*TASK INSTRUCTIONS*: Repeat, without any change, the entries presented below.

(Data items)
--
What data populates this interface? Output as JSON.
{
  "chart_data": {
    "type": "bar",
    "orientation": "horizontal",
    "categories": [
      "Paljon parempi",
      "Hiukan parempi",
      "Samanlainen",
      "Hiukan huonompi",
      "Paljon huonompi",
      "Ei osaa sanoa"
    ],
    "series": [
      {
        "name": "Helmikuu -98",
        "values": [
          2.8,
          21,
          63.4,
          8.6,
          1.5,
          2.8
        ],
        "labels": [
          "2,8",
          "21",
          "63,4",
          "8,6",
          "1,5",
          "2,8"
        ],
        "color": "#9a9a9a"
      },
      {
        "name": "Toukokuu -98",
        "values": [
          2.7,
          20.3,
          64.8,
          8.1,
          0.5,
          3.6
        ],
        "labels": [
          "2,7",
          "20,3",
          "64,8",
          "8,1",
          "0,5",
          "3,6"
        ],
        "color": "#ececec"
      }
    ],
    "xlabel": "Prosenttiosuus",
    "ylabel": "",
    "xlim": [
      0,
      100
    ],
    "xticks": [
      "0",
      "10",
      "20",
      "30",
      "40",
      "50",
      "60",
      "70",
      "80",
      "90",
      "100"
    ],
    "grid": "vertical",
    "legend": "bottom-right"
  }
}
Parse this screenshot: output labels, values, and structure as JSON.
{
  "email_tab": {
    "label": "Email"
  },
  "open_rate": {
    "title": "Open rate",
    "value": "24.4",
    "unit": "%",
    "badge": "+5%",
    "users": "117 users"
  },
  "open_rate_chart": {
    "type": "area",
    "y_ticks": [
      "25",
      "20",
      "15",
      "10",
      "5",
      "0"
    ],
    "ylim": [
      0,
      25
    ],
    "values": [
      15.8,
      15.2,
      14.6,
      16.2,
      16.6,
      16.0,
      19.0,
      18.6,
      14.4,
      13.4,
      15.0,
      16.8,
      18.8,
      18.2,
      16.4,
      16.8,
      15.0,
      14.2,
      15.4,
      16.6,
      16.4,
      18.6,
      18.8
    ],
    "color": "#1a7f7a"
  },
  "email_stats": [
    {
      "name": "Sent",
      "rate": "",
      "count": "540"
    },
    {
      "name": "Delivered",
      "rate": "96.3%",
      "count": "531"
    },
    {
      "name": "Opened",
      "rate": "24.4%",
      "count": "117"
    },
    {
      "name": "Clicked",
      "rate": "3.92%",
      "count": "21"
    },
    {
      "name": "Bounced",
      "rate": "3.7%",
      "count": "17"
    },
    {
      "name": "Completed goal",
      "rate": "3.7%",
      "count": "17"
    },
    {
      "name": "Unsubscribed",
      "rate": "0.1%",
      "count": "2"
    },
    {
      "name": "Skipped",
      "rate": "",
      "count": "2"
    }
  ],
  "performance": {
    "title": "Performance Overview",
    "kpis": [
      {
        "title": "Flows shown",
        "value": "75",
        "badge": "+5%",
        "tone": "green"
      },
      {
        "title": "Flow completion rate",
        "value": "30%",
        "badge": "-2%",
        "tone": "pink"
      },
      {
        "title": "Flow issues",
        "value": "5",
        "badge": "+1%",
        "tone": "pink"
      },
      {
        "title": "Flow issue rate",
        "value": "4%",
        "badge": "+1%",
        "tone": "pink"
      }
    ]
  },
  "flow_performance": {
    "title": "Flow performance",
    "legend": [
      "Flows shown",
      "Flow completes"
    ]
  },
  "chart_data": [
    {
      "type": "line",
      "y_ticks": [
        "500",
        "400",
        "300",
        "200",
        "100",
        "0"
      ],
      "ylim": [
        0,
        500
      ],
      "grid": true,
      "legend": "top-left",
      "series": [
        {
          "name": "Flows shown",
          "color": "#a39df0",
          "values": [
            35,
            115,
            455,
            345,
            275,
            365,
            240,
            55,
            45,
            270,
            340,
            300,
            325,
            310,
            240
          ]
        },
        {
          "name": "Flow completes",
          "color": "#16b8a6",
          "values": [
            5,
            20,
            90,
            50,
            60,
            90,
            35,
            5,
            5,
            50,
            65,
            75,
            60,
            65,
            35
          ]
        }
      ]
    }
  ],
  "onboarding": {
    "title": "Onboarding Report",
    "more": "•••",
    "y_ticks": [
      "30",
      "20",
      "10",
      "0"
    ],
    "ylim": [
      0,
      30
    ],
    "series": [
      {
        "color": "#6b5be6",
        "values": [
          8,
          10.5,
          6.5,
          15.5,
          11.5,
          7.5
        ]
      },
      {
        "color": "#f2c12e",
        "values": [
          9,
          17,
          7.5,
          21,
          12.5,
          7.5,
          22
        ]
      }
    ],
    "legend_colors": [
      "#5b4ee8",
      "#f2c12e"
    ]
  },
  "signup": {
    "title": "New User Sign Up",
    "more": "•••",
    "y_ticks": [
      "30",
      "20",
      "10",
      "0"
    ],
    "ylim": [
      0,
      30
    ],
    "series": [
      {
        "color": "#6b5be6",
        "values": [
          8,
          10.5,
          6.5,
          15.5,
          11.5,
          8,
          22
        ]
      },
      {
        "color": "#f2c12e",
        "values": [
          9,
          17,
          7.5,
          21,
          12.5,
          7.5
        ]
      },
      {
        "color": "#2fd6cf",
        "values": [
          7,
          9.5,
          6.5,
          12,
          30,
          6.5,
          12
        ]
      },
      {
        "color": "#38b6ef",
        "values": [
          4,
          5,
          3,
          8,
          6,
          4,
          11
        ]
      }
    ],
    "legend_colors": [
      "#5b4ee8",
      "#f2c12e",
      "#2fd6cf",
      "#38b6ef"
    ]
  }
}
--
*ANSWER TO THIS TASK*:
What data populates this interface? Output as JSON.
{
  "chart_data": {
    "type": "bar",
    "orientation": "horizontal",
    "categories": [
      "Paljon parempi",
      "Hiukan parempi",
      "Samanlainen",
      "Hiukan huonompi",
      "Paljon huonompi",
      "Ei osaa sanoa"
    ],
    "series": [
      {
        "name": "Helmikuu -98",
        "values": [
          2.8,
          21,
          63.4,
          8.6,
          1.5,
          2.8
        ],
        "labels": [
          "2,8",
          "21",
          "63,4",
          "8,6",
          "1,5",
          "2,8"
        ],
        "color": "#9a9a9a"
      },
      {
        "name": "Toukokuu -98",
        "values": [
          2.7,
          20.3,
          64.8,
          8.1,
          0.5,
          3.6
        ],
        "labels": [
          "2,7",
          "20,3",
          "64,8",
          "8,1",
          "0,5",
          "3,6"
        ],
        "color": "#ececec"
      }
    ],
    "xlabel": "Prosenttiosuus",
    "ylabel": "",
    "xlim": [
      0,
      100
    ],
    "xticks": [
      "0",
      "10",
      "20",
      "30",
      "40",
      "50",
      "60",
      "70",
      "80",
      "90",
      "100"
    ],
    "grid": "vertical",
    "legend": "bottom-right"
  }
}
Parse this screenshot: output labels, values, and structure as JSON.
{
  "email_tab": {
    "label": "Email"
  },
  "open_rate": {
    "title": "Open rate",
    "value": "24.4",
    "unit": "%",
    "badge": "+5%",
    "users": "117 users"
  },
  "open_rate_chart": {
    "type": "area",
    "y_ticks": [
      "25",
      "20",
      "15",
      "10",
      "5",
      "0"
    ],
    "ylim": [
      0,
      25
    ],
    "values": [
      15.8,
      15.2,
      14.6,
      16.2,
      16.6,
      16.0,
      19.0,
      18.6,
      14.4,
      13.4,
      15.0,
      16.8,
      18.8,
      18.2,
      16.4,
      16.8,
      15.0,
      14.2,
      15.4,
      16.6,
      16.4,
      18.6,
      18.8
    ],
    "color": "#1a7f7a"
  },
  "email_stats": [
    {
      "name": "Sent",
      "rate": "",
      "count": "540"
    },
    {
      "name": "Delivered",
      "rate": "96.3%",
      "count": "531"
    },
    {
      "name": "Opened",
      "rate": "24.4%",
      "count": "117"
    },
    {
      "name": "Clicked",
      "rate": "3.92%",
      "count": "21"
    },
    {
      "name": "Bounced",
      "rate": "3.7%",
      "count": "17"
    },
    {
      "name": "Completed goal",
      "rate": "3.7%",
      "count": "17"
    },
    {
      "name": "Unsubscribed",
      "rate": "0.1%",
      "count": "2"
    },
    {
      "name": "Skipped",
      "rate": "",
      "count": "2"
    }
  ],
  "performance": {
    "title": "Performance Overview",
    "kpis": [
      {
        "title": "Flows shown",
        "value": "75",
        "badge": "+5%",
        "tone": "green"
      },
      {
        "title": "Flow completion rate",
        "value": "30%",
        "badge": "-2%",
        "tone": "pink"
      },
      {
        "title": "Flow issues",
        "value": "5",
        "badge": "+1%",
        "tone": "pink"
      },
      {
        "title": "Flow issue rate",
        "value": "4%",
        "badge": "+1%",
        "tone": "pink"
      }
    ]
  },
  "flow_performance": {
    "title": "Flow performance",
    "legend": [
      "Flows shown",
      "Flow completes"
    ]
  },
  "chart_data": [
    {
      "type": "line",
      "y_ticks": [
        "500",
        "400",
        "300",
        "200",
        "100",
        "0"
      ],
      "ylim": [
        0,
        500
      ],
      "grid": true,
      "legend": "top-left",
      "series": [
        {
          "name": "Flows shown",
          "color": "#a39df0",
          "values": [
            35,
            115,
            455,
            345,
            275,
            365,
            240,
            55,
            45,
            270,
            340,
            300,
            325,
            310,
            240
          ]
        },
        {
          "name": "Flow completes",
          "color": "#16b8a6",
          "values": [
            5,
            20,
            90,
            50,
            60,
            90,
            35,
            5,
            5,
            50,
            65,
            75,
            60,
            65,
            35
          ]
        }
      ]
    }
  ],
  "onboarding": {
    "title": "Onboarding Report",
    "more": "•••",
    "y_ticks": [
      "30",
      "20",
      "10",
      "0"
    ],
    "ylim": [
      0,
      30
    ],
    "series": [
      {
        "color": "#6b5be6",
        "values": [
          8,
          10.5,
          6.5,
          15.5,
          11.5,
          7.5
        ]
      },
      {
        "color": "#f2c12e",
        "values": [
          9,
          17,
          7.5,
          21,
          12.5,
          7.5,
          22
        ]
      }
    ],
    "legend_colors": [
      "#5b4ee8",
      "#f2c12e"
    ]
  },
  "signup": {
    "title": "New User Sign Up",
    "more": "•••",
    "y_ticks": [
      "30",
      "20",
      "10",
      "0"
    ],
    "ylim": [
      0,
      30
    ],
    "series": [
      {
        "color": "#6b5be6",
        "values": [
          8,
          10.5,
          6.5,
          15.5,
          11.5,
          8,
          22
        ]
      },
      {
        "color": "#f2c12e",
        "values": [
          9,
          17,
          7.5,
          21,
          12.5,
          7.5
        ]
      },
      {
        "color": "#2fd6cf",
        "values": [
          7,
          9.5,
          6.5,
          12,
          30,
          6.5,
          12
        ]
      },
      {
        "color": "#38b6ef",
        "values": [
          4,
          5,
          3,
          8,
          6,
          4,
          11
        ]
      }
    ],
    "legend_colors": [
      "#5b4ee8",
      "#f2c12e",
      "#2fd6cf",
      "#38b6ef"
    ]
  }
}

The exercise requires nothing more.